▶ _TASK TO COMPLETE_
Copy every line, leaving nothing out and adding nothing.

* BEGIN MATERIAL PROVIDED *

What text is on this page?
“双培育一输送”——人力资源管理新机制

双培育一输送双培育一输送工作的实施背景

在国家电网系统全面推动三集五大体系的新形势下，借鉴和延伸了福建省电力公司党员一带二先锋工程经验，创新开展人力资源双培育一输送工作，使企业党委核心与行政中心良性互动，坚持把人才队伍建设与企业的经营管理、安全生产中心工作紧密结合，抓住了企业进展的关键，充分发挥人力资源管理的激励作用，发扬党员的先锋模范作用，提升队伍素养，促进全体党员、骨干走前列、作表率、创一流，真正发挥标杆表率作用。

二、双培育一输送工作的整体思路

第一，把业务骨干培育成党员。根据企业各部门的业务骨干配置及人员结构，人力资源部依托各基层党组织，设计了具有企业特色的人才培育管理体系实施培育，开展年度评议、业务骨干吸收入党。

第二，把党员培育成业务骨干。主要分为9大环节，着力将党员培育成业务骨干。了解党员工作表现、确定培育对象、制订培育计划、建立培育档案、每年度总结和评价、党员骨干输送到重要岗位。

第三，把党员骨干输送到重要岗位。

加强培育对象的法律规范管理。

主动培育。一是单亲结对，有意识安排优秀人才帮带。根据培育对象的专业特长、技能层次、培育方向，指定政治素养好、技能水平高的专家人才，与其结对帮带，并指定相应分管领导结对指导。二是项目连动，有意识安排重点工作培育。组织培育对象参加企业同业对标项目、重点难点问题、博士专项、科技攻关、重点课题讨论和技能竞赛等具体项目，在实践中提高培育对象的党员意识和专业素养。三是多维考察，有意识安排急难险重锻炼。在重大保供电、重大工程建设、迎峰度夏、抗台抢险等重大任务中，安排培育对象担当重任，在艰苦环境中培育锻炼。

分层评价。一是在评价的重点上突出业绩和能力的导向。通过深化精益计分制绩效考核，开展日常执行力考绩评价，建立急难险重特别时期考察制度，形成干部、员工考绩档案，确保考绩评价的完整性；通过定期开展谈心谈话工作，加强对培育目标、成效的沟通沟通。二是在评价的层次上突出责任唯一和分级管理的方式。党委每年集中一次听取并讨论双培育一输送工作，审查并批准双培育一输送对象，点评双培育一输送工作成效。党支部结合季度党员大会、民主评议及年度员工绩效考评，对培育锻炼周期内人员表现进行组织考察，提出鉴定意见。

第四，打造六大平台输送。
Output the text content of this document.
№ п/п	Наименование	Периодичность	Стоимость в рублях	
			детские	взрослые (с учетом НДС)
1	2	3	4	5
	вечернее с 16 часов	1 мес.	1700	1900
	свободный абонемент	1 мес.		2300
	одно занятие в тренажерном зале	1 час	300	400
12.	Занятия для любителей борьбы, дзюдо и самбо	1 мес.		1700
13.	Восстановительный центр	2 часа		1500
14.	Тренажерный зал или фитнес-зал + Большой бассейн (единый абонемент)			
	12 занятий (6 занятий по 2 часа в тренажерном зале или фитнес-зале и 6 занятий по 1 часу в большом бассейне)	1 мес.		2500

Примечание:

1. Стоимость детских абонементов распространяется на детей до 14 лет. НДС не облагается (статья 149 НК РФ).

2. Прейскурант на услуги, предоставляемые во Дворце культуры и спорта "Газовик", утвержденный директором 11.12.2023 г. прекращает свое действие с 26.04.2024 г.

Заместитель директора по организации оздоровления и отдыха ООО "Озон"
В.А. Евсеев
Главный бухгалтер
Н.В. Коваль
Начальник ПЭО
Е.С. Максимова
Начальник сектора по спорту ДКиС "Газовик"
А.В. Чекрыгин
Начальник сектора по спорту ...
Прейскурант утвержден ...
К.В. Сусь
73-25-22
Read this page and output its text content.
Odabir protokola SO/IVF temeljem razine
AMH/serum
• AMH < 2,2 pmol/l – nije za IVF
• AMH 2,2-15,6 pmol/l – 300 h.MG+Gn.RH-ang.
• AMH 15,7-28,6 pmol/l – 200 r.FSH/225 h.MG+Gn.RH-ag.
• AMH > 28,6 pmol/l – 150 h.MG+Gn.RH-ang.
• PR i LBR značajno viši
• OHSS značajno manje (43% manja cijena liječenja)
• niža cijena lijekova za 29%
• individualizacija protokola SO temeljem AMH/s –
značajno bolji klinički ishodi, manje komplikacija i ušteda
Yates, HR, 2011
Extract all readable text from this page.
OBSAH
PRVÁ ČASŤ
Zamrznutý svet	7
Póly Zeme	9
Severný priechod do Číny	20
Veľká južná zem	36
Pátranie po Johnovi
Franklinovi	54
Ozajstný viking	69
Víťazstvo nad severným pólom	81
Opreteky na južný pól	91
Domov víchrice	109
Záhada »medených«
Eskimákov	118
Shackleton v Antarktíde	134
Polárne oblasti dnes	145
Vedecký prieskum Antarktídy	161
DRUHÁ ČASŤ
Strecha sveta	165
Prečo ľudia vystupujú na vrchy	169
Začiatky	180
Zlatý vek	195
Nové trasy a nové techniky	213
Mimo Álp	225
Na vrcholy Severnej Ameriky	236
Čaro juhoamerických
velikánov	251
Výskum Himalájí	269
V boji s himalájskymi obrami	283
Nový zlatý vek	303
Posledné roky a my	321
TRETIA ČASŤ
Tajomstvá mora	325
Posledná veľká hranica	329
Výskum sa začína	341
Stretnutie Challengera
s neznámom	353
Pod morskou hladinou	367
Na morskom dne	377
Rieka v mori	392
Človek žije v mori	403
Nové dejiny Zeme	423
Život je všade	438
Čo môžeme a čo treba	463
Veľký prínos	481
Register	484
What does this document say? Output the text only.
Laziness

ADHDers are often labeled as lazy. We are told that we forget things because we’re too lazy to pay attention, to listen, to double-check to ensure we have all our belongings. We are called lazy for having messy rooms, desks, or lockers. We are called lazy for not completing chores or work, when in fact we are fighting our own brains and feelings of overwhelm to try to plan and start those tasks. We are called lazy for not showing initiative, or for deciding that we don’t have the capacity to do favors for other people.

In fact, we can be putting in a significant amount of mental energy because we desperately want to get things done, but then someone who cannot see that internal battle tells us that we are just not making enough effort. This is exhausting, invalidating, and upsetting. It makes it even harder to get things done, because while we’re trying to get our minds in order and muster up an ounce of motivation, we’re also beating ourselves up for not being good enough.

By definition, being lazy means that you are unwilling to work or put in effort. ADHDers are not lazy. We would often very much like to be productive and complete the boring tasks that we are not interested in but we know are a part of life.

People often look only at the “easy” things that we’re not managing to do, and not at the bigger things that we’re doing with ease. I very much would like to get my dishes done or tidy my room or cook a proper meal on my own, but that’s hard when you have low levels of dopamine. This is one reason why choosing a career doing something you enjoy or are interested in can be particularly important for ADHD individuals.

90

* END MATERIAL PROVIDED *

▶ _TASK ANSWER_
What text is on this page?
“双培育一输送”——人力资源管理新机制

双培育一输送双培育一输送工作的实施背景

在国家电网系统全面推动三集五大体系的新形势下，借鉴和延伸了福建省电力公司党员一带二先锋工程经验，创新开展人力资源双培育一输送工作，使企业党委核心与行政中心良性互动，坚持把人才队伍建设与企业的经营管理、安全生产中心工作紧密结合，抓住了企业进展的关键，充分发挥人力资源管理的激励作用，发扬党员的先锋模范作用，提升队伍素养，促进全体党员、骨干走前列、作表率、创一流，真正发挥标杆表率作用。

二、双培育一输送工作的整体思路

第一，把业务骨干培育成党员。根据企业各部门的业务骨干配置及人员结构，人力资源部依托各基层党组织，设计了具有企业特色的人才培育管理体系实施培育，开展年度评议、业务骨干吸收入党。

第二，把党员培育成业务骨干。主要分为9大环节，着力将党员培育成业务骨干。了解党员工作表现、确定培育对象、制订培育计划、建立培育档案、每年度总结和评价、党员骨干输送到重要岗位。

第三，把党员骨干输送到重要岗位。

加强培育对象的法律规范管理。

主动培育。一是单亲结对，有意识安排优秀人才帮带。根据培育对象的专业特长、技能层次、培育方向，指定政治素养好、技能水平高的专家人才，与其结对帮带，并指定相应分管领导结对指导。二是项目连动，有意识安排重点工作培育。组织培育对象参加企业同业对标项目、重点难点问题、博士专项、科技攻关、重点课题讨论和技能竞赛等具体项目，在实践中提高培育对象的党员意识和专业素养。三是多维考察，有意识安排急难险重锻炼。在重大保供电、重大工程建设、迎峰度夏、抗台抢险等重大任务中，安排培育对象担当重任，在艰苦环境中培育锻炼。

分层评价。一是在评价的重点上突出业绩和能力的导向。通过深化精益计分制绩效考核，开展日常执行力考绩评价，建立急难险重特别时期考察制度，形成干部、员工考绩档案，确保考绩评价的完整性；通过定期开展谈心谈话工作，加强对培育目标、成效的沟通沟通。二是在评价的层次上突出责任唯一和分级管理的方式。党委每年集中一次听取并讨论双培育一输送工作，审查并批准双培育一输送对象，点评双培育一输送工作成效。党支部结合季度党员大会、民主评议及年度员工绩效考评，对培育锻炼周期内人员表现进行组织考察，提出鉴定意见。

第四，打造六大平台输送。
Output the text content of this document.
№ п/п	Наименование	Периодичность	Стоимость в рублях	
			детские	взрослые (с учетом НДС)
1	2	3	4	5
	вечернее с 16 часов	1 мес.	1700	1900
	свободный абонемент	1 мес.		2300
	одно занятие в тренажерном зале	1 час	300	400
12.	Занятия для любителей борьбы, дзюдо и самбо	1 мес.		1700
13.	Восстановительный центр	2 часа		1500
14.	Тренажерный зал или фитнес-зал + Большой бассейн (единый абонемент)			
	12 занятий (6 занятий по 2 часа в тренажерном зале или фитнес-зале и 6 занятий по 1 часу в большом бассейне)	1 мес.		2500

Примечание:

1. Стоимость детских абонементов распространяется на детей до 14 лет. НДС не облагается (статья 149 НК РФ).

2. Прейскурант на услуги, предоставляемые во Дворце культуры и спорта "Газовик", утвержденный директором 11.12.2023 г. прекращает свое действие с 26.04.2024 г.

Заместитель директора по организации оздоровления и отдыха ООО "Озон"
В.А. Евсеев
Главный бухгалтер
Н.В. Коваль
Начальник ПЭО
Е.С. Максимова
Начальник сектора по спорту ДКиС "Газовик"
А.В. Чекрыгин
Начальник сектора по спорту ...
Прейскурант утвержден ...
К.В. Сусь
73-25-22
Read this page and output its text content.
Odabir protokola SO/IVF temeljem razine
AMH/serum
• AMH < 2,2 pmol/l – nije za IVF
• AMH 2,2-15,6 pmol/l – 300 h.MG+Gn.RH-ang.
• AMH 15,7-28,6 pmol/l – 200 r.FSH/225 h.MG+Gn.RH-ag.
• AMH > 28,6 pmol/l – 150 h.MG+Gn.RH-ang.
• PR i LBR značajno viši
• OHSS značajno manje (43% manja cijena liječenja)
• niža cijena lijekova za 29%
• individualizacija protokola SO temeljem AMH/s –
značajno bolji klinički ishodi, manje komplikacija i ušteda
Yates, HR, 2011
Extract all readable text from this page.
OBSAH
PRVÁ ČASŤ
Zamrznutý svet	7
Póly Zeme	9
Severný priechod do Číny	20
Veľká južná zem	36
Pátranie po Johnovi
Franklinovi	54
Ozajstný viking	69
Víťazstvo nad severným pólom	81
Opreteky na južný pól	91
Domov víchrice	109
Záhada »medených«
Eskimákov	118
Shackleton v Antarktíde	134
Polárne oblasti dnes	145
Vedecký prieskum Antarktídy	161
DRUHÁ ČASŤ
Strecha sveta	165
Prečo ľudia vystupujú na vrchy	169
Začiatky	180
Zlatý vek	195
Nové trasy a nové techniky	213
Mimo Álp	225
Na vrcholy Severnej Ameriky	236
Čaro juhoamerických
velikánov	251
Výskum Himalájí	269
V boji s himalájskymi obrami	283
Nový zlatý vek	303
Posledné roky a my	321
TRETIA ČASŤ
Tajomstvá mora	325
Posledná veľká hranica	329
Výskum sa začína	341
Stretnutie Challengera
s neznámom	353
Pod morskou hladinou	367
Na morskom dne	377
Rieka v mori	392
Človek žije v mori	403
Nové dejiny Zeme	423
Život je všade	438
Čo môžeme a čo treba	463
Veľký prínos	481
Register	484
What does this document say? Output the text only.
Laziness

ADHDers are often labeled as lazy. We are told that we forget things because we’re too lazy to pay attention, to listen, to double-check to ensure we have all our belongings. We are called lazy for having messy rooms, desks, or lockers. We are called lazy for not completing chores or work, when in fact we are fighting our own brains and feelings of overwhelm to try to plan and start those tasks. We are called lazy for not showing initiative, or for deciding that we don’t have the capacity to do favors for other people.

In fact, we can be putting in a significant amount of mental energy because we desperately want to get things done, but then someone who cannot see that internal battle tells us that we are just not making enough effort. This is exhausting, invalidating, and upsetting. It makes it even harder to get things done, because while we’re trying to get our minds in order and muster up an ounce of motivation, we’re also beating ourselves up for not being good enough.

By definition, being lazy means that you are unwilling to work or put in effort. ADHDers are not lazy. We would often very much like to be productive and complete the boring tasks that we are not interested in but we know are a part of life.

People often look only at the “easy” things that we’re not managing to do, and not at the bigger things that we’re doing with ease. I very much would like to get my dishes done or tidy my room or cook a proper meal on my own, but that’s hard when you have low levels of dopamine. This is one reason why choosing a career doing something you enjoy or are interested in can be particularly important for ADHD individuals.

90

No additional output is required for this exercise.